▼

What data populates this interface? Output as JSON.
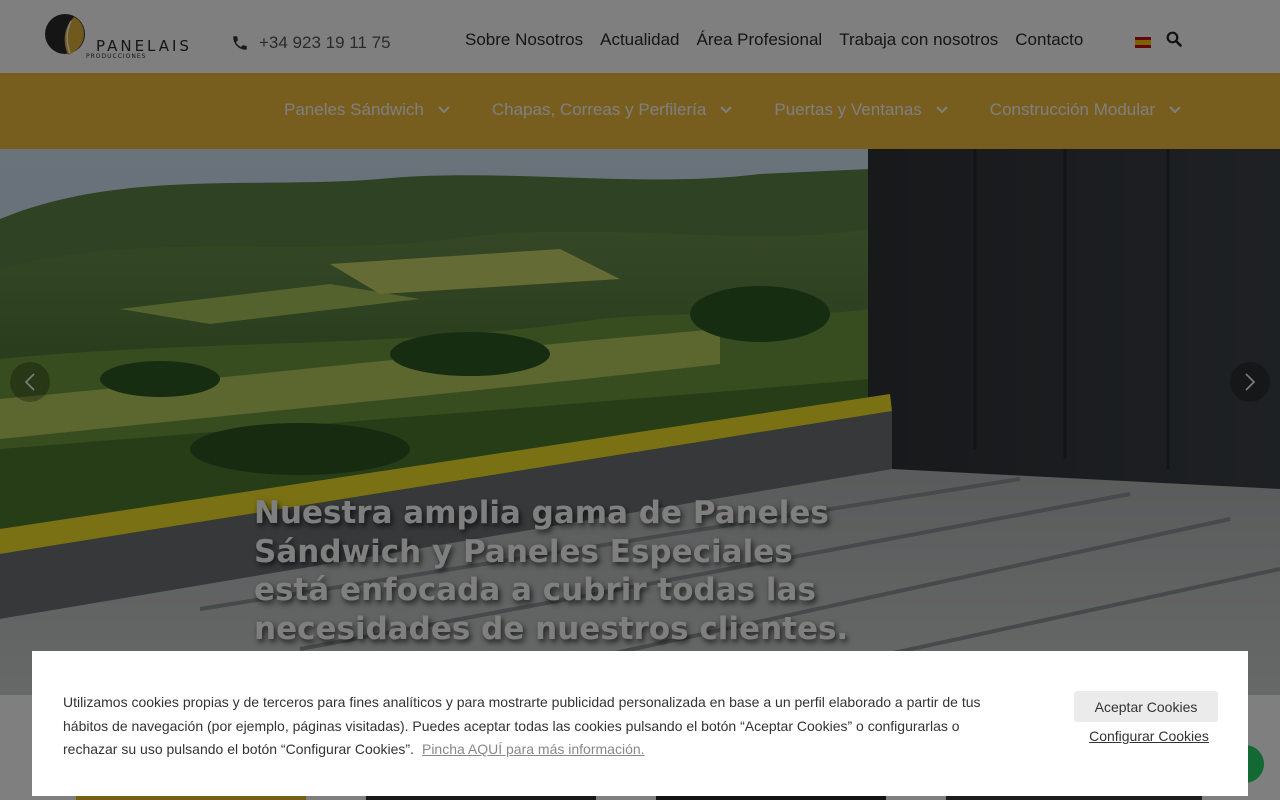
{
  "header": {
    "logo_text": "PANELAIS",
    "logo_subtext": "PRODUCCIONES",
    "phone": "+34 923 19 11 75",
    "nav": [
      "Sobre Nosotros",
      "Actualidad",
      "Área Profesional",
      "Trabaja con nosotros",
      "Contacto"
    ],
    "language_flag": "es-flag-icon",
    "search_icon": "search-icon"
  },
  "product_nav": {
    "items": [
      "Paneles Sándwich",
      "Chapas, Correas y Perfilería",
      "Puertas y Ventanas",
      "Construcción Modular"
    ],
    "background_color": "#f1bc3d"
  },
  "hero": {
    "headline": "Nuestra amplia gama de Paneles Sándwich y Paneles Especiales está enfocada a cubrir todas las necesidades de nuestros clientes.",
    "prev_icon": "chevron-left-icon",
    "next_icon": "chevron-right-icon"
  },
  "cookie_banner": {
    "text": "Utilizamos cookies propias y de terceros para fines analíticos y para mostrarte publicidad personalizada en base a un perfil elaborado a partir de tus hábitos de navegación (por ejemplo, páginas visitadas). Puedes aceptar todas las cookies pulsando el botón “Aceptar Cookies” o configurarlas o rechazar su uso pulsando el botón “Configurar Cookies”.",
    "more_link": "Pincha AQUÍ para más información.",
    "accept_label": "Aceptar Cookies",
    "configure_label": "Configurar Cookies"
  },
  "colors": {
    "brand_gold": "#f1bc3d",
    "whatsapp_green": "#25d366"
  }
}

▲

> **Goal**: The material above holds pictures; copy everything else in it exactly.

> **Solution**:
What data populates this interface? Output as JSON.
{
  "header": {
    "logo_text": "PANELAIS",
    "logo_subtext": "PRODUCCIONES",
    "phone": "+34 923 19 11 75",
    "nav": [
      "Sobre Nosotros",
      "Actualidad",
      "Área Profesional",
      "Trabaja con nosotros",
      "Contacto"
    ],
    "language_flag": "es-flag-icon",
    "search_icon": "search-icon"
  },
  "product_nav": {
    "items": [
      "Paneles Sándwich",
      "Chapas, Correas y Perfilería",
      "Puertas y Ventanas",
      "Construcción Modular"
    ],
    "background_color": "#f1bc3d"
  },
  "hero": {
    "headline": "Nuestra amplia gama de Paneles Sándwich y Paneles Especiales está enfocada a cubrir todas las necesidades de nuestros clientes.",
    "prev_icon": "chevron-left-icon",
    "next_icon": "chevron-right-icon"
  },
  "cookie_banner": {
    "text": "Utilizamos cookies propias y de terceros para fines analíticos y para mostrarte publicidad personalizada en base a un perfil elaborado a partir de tus hábitos de navegación (por ejemplo, páginas visitadas). Puedes aceptar todas las cookies pulsando el botón “Aceptar Cookies” o configurarlas o rechazar su uso pulsando el botón “Configurar Cookies”.",
    "more_link": "Pincha AQUÍ para más información.",
    "accept_label": "Aceptar Cookies",
    "configure_label": "Configurar Cookies"
  },
  "colors": {
    "brand_gold": "#f1bc3d",
    "whatsapp_green": "#25d366"
  }
}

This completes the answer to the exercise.